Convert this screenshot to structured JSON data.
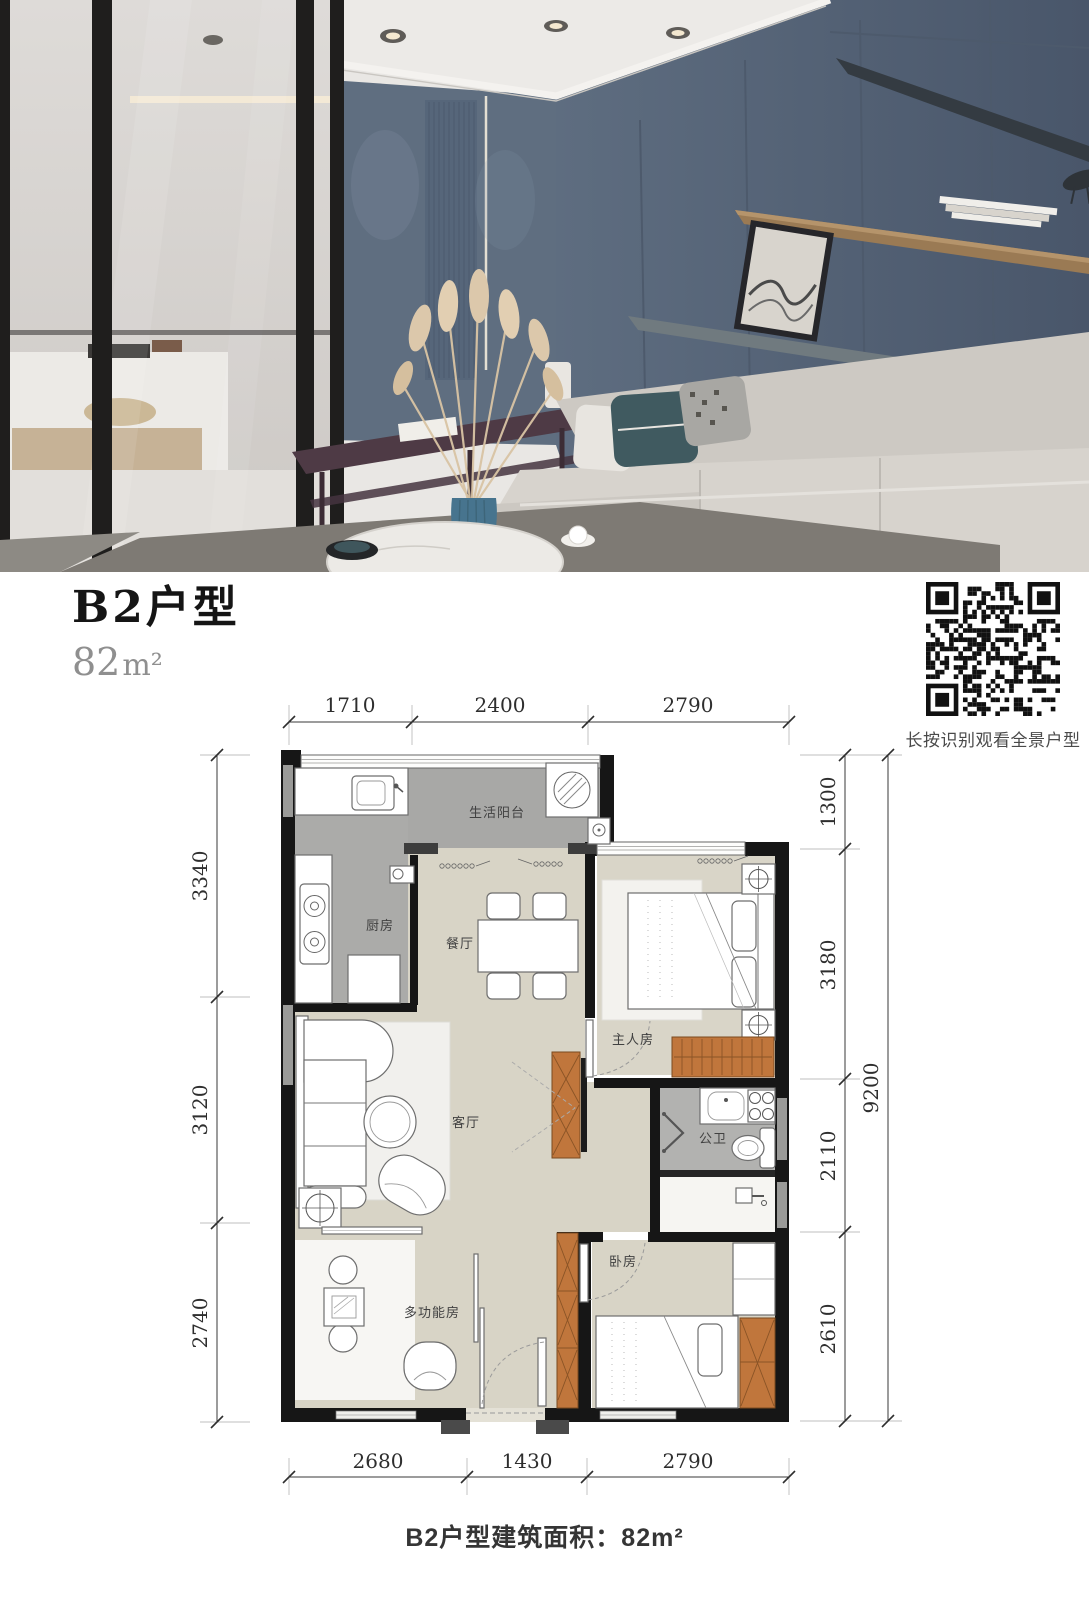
{
  "header": {
    "title": "B2户型",
    "area_value": "82",
    "area_unit": "m²"
  },
  "qr": {
    "caption": "长按识别观看全景户型"
  },
  "floorplan": {
    "dims_top": [
      "1710",
      "2400",
      "2790"
    ],
    "dims_bottom": [
      "2680",
      "1430",
      "2790"
    ],
    "dims_left": [
      "3340",
      "3120",
      "2740"
    ],
    "dims_right": [
      "1300",
      "3180",
      "2110",
      "2610"
    ],
    "dim_right_total": "9200",
    "rooms": {
      "balcony": "生活阳台",
      "kitchen": "厨房",
      "dining": "餐厅",
      "master": "主人房",
      "living": "客厅",
      "bathroom": "公卫",
      "bedroom": "卧房",
      "multi": "多功能房"
    }
  },
  "footer": {
    "caption": "B2户型建筑面积：82m²"
  }
}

* **TASK PROMPT**: Copy each line of the data above that holds "caption".

* **SOLUTION FOR THIS PROBLEM**:
    "caption": "长按识别观看全景户型"
    "caption": "B2户型建筑面积：82m²"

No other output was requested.